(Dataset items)
····················

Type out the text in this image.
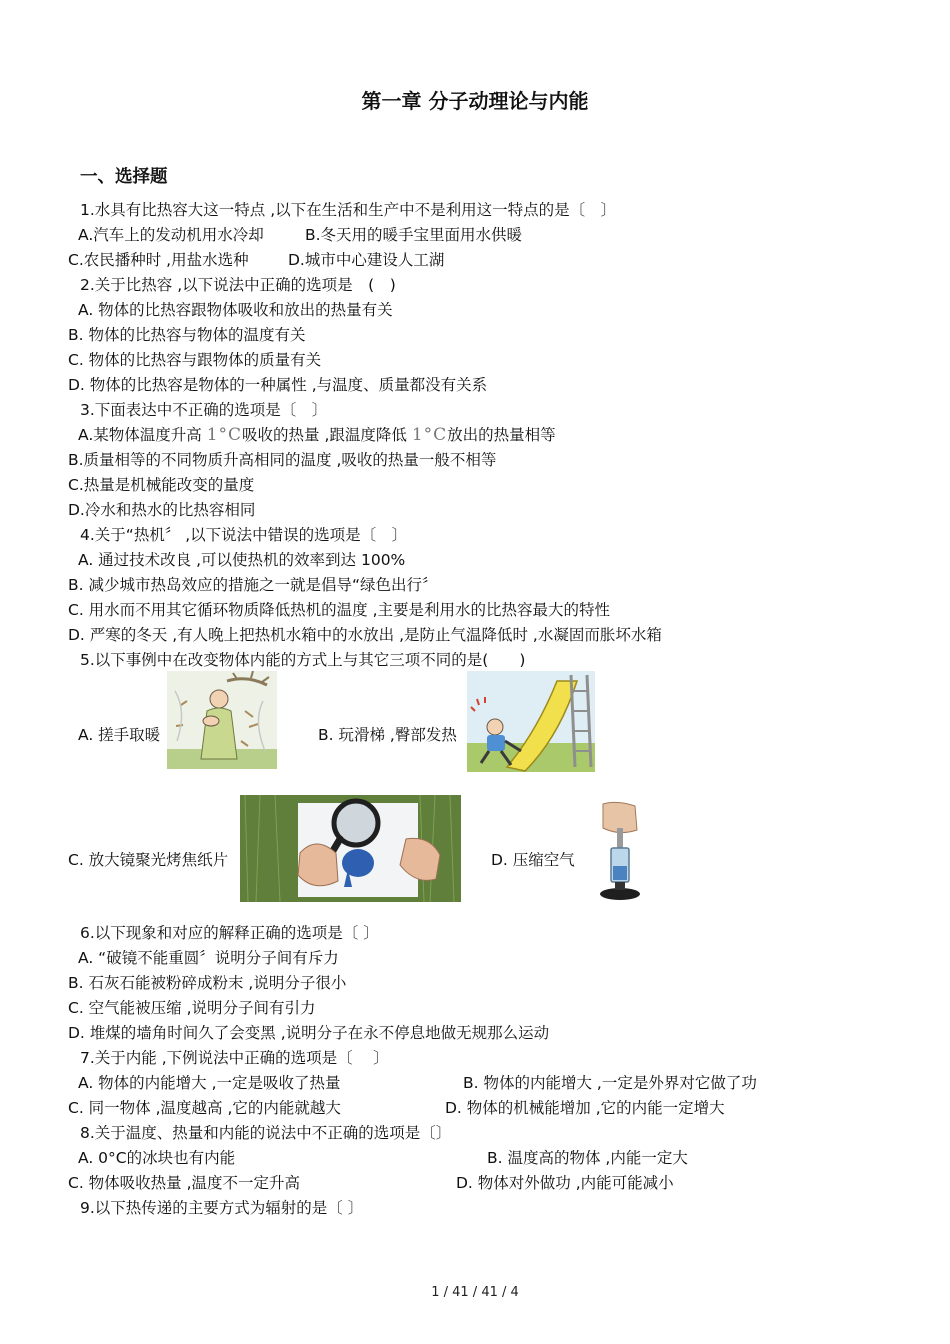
第一章 分子动理论与内能
一、选择题
1.水具有比热容大这一特点 ,以下在生活和生产中不是利用这一特点的是〔　〕
A.汽车上的发动机用水冷却	B.冬天用的暖手宝里面用水供暖
C.农民播种时 ,用盐水选种	D.城市中心建设人工湖
2.关于比热容 ,以下说法中正确的选项是　(　)
A. 物体的比热容跟物体吸收和放出的热量有关
B. 物体的比热容与物体的温度有关
C. 物体的比热容与跟物体的质量有关
D. 物体的比热容是物体的一种属性 ,与温度、质量都没有关系
3.下面表达中不正确的选项是〔　〕
A.某物体温度升高 1°C吸收的热量 ,跟温度降低 1°C放出的热量相等
B.质量相等的不同物质升高相同的温度 ,吸收的热量一般不相等
C.热量是机械能改变的量度
D.冷水和热水的比热容相同
4.关于“热机〞 ,以下说法中错误的选项是〔　〕
A. 通过技术改良 ,可以使热机的效率到达 100%
B. 减少城市热岛效应的措施之一就是倡导“绿色出行〞
C. 用水而不用其它循环物质降低热机的温度 ,主要是利用水的比热容最大的特性
D. 严寒的冬天 ,有人晚上把热机水箱中的水放出 ,是防止气温降低时 ,水凝固而胀坏水箱
5.以下事例中在改变物体内能的方式上与其它三项不同的是(　　)
A. 搓手取暖	B. 玩滑梯 ,臀部发热
C. 放大镜聚光烤焦纸片	D. 压缩空气
6.以下现象和对应的解释正确的选项是〔 〕
A. “破镜不能重圆〞说明分子间有斥力
B. 石灰石能被粉碎成粉末 ,说明分子很小
C. 空气能被压缩 ,说明分子间有引力
D. 堆煤的墙角时间久了会变黑 ,说明分子在永不停息地做无规那么运动
7.关于内能 ,下例说法中正确的选项是〔　 〕
A. 物体的内能增大 ,一定是吸收了热量	B. 物体的内能增大 ,一定是外界对它做了功
C. 同一物体 ,温度越高 ,它的内能就越大	D. 物体的机械能增加 ,它的内能一定增大
8.关于温度、热量和内能的说法中不正确的选项是〔〕
A. 0°C的冰块也有内能	B. 温度高的物体 ,内能一定大
C. 物体吸收热量 ,温度不一定升高	D. 物体对外做功 ,内能可能减小
9.以下热传递的主要方式为辐射的是〔 〕
1 / 41 / 41 / 4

····················

PROBLEM TO SOLVE> Output the lines above in full and exactly as given, omitting any pictures.

ANSWER TO THE TASK>
Type out the text in this image.
第一章 分子动理论与内能
一、选择题
1.水具有比热容大这一特点 ,以下在生活和生产中不是利用这一特点的是〔　〕
A.汽车上的发动机用水冷却	B.冬天用的暖手宝里面用水供暖
C.农民播种时 ,用盐水选种	D.城市中心建设人工湖
2.关于比热容 ,以下说法中正确的选项是　(　)
A. 物体的比热容跟物体吸收和放出的热量有关
B. 物体的比热容与物体的温度有关
C. 物体的比热容与跟物体的质量有关
D. 物体的比热容是物体的一种属性 ,与温度、质量都没有关系
3.下面表达中不正确的选项是〔　〕
A.某物体温度升高 1°C吸收的热量 ,跟温度降低 1°C放出的热量相等
B.质量相等的不同物质升高相同的温度 ,吸收的热量一般不相等
C.热量是机械能改变的量度
D.冷水和热水的比热容相同
4.关于“热机〞 ,以下说法中错误的选项是〔　〕
A. 通过技术改良 ,可以使热机的效率到达 100%
B. 减少城市热岛效应的措施之一就是倡导“绿色出行〞
C. 用水而不用其它循环物质降低热机的温度 ,主要是利用水的比热容最大的特性
D. 严寒的冬天 ,有人晚上把热机水箱中的水放出 ,是防止气温降低时 ,水凝固而胀坏水箱
5.以下事例中在改变物体内能的方式上与其它三项不同的是(　　)
A. 搓手取暖	B. 玩滑梯 ,臀部发热
C. 放大镜聚光烤焦纸片	D. 压缩空气
6.以下现象和对应的解释正确的选项是〔 〕
A. “破镜不能重圆〞说明分子间有斥力
B. 石灰石能被粉碎成粉末 ,说明分子很小
C. 空气能被压缩 ,说明分子间有引力
D. 堆煤的墙角时间久了会变黑 ,说明分子在永不停息地做无规那么运动
7.关于内能 ,下例说法中正确的选项是〔　 〕
A. 物体的内能增大 ,一定是吸收了热量	B. 物体的内能增大 ,一定是外界对它做了功
C. 同一物体 ,温度越高 ,它的内能就越大	D. 物体的机械能增加 ,它的内能一定增大
8.关于温度、热量和内能的说法中不正确的选项是〔〕
A. 0°C的冰块也有内能	B. 温度高的物体 ,内能一定大
C. 物体吸收热量 ,温度不一定升高	D. 物体对外做功 ,内能可能减小
9.以下热传递的主要方式为辐射的是〔 〕
1 / 41 / 41 / 4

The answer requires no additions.